[EXERCISE GOAL]
Each line that follows is to be retyped exactly.

Stored dataset items:
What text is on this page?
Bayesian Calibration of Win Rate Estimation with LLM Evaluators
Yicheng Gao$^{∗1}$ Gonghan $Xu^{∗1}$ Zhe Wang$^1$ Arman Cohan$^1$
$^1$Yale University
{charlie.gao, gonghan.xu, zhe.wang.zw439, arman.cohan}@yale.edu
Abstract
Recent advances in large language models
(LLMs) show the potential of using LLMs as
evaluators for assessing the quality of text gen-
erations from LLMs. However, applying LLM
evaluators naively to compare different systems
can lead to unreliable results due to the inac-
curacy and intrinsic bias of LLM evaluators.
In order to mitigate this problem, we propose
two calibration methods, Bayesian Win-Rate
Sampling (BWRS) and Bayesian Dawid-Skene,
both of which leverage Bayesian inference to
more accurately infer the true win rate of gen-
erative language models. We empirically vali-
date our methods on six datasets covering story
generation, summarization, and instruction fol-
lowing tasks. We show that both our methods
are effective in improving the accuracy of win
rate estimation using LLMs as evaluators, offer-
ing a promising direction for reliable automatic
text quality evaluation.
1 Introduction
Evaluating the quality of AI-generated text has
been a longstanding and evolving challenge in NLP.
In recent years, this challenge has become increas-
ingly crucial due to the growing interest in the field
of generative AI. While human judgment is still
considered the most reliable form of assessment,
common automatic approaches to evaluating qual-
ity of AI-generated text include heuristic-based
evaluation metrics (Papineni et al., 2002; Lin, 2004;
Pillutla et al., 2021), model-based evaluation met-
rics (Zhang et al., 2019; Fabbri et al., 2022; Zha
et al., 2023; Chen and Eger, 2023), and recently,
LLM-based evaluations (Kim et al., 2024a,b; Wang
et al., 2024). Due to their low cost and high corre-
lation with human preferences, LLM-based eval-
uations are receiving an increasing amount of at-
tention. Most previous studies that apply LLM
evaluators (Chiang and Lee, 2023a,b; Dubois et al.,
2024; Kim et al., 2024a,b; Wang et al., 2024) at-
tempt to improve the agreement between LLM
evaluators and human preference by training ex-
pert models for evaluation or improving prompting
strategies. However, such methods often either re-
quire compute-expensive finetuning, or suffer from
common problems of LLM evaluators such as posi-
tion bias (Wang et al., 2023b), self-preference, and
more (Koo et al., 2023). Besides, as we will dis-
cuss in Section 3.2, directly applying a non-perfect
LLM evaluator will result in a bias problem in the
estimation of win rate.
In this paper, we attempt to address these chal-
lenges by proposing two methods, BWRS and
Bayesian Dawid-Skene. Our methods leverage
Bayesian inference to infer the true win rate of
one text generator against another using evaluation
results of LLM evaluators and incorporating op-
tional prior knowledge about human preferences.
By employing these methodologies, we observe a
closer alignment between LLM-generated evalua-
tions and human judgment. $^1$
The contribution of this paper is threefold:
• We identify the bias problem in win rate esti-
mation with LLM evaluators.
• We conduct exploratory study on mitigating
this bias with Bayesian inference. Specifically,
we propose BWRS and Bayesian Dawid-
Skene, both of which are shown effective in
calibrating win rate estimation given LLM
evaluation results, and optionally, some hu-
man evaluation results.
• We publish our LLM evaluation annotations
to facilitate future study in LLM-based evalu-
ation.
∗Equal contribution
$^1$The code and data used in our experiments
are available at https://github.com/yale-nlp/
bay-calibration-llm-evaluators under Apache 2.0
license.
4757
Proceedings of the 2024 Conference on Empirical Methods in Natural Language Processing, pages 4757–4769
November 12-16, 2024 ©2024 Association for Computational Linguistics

[ANSWER TO THE TASK]
What text is on this page?
Bayesian Calibration of Win Rate Estimation with LLM Evaluators
Yicheng Gao$^{∗1}$ Gonghan $Xu^{∗1}$ Zhe Wang$^1$ Arman Cohan$^1$
$^1$Yale University
{charlie.gao, gonghan.xu, zhe.wang.zw439, arman.cohan}@yale.edu
Abstract
Recent advances in large language models
(LLMs) show the potential of using LLMs as
evaluators for assessing the quality of text gen-
erations from LLMs. However, applying LLM
evaluators naively to compare different systems
can lead to unreliable results due to the inac-
curacy and intrinsic bias of LLM evaluators.
In order to mitigate this problem, we propose
two calibration methods, Bayesian Win-Rate
Sampling (BWRS) and Bayesian Dawid-Skene,
both of which leverage Bayesian inference to
more accurately infer the true win rate of gen-
erative language models. We empirically vali-
date our methods on six datasets covering story
generation, summarization, and instruction fol-
lowing tasks. We show that both our methods
are effective in improving the accuracy of win
rate estimation using LLMs as evaluators, offer-
ing a promising direction for reliable automatic
text quality evaluation.
1 Introduction
Evaluating the quality of AI-generated text has
been a longstanding and evolving challenge in NLP.
In recent years, this challenge has become increas-
ingly crucial due to the growing interest in the field
of generative AI. While human judgment is still
considered the most reliable form of assessment,
common automatic approaches to evaluating qual-
ity of AI-generated text include heuristic-based
evaluation metrics (Papineni et al., 2002; Lin, 2004;
Pillutla et al., 2021), model-based evaluation met-
rics (Zhang et al., 2019; Fabbri et al., 2022; Zha
et al., 2023; Chen and Eger, 2023), and recently,
LLM-based evaluations (Kim et al., 2024a,b; Wang
et al., 2024). Due to their low cost and high corre-
lation with human preferences, LLM-based eval-
uations are receiving an increasing amount of at-
tention. Most previous studies that apply LLM
evaluators (Chiang and Lee, 2023a,b; Dubois et al.,
2024; Kim et al., 2024a,b; Wang et al., 2024) at-
tempt to improve the agreement between LLM
evaluators and human preference by training ex-
pert models for evaluation or improving prompting
strategies. However, such methods often either re-
quire compute-expensive finetuning, or suffer from
common problems of LLM evaluators such as posi-
tion bias (Wang et al., 2023b), self-preference, and
more (Koo et al., 2023). Besides, as we will dis-
cuss in Section 3.2, directly applying a non-perfect
LLM evaluator will result in a bias problem in the
estimation of win rate.
In this paper, we attempt to address these chal-
lenges by proposing two methods, BWRS and
Bayesian Dawid-Skene. Our methods leverage
Bayesian inference to infer the true win rate of
one text generator against another using evaluation
results of LLM evaluators and incorporating op-
tional prior knowledge about human preferences.
By employing these methodologies, we observe a
closer alignment between LLM-generated evalua-
tions and human judgment. $^1$
The contribution of this paper is threefold:
• We identify the bias problem in win rate esti-
mation with LLM evaluators.
• We conduct exploratory study on mitigating
this bias with Bayesian inference. Specifically,
we propose BWRS and Bayesian Dawid-
Skene, both of which are shown effective in
calibrating win rate estimation given LLM
evaluation results, and optionally, some hu-
man evaluation results.
• We publish our LLM evaluation annotations
to facilitate future study in LLM-based evalu-
ation.
∗Equal contribution
$^1$The code and data used in our experiments
are available at https://github.com/yale-nlp/
bay-calibration-llm-evaluators under Apache 2.0
license.
4757
Proceedings of the 2024 Conference on Empirical Methods in Natural Language Processing, pages 4757–4769
November 12-16, 2024 ©2024 Association for Computational Linguistics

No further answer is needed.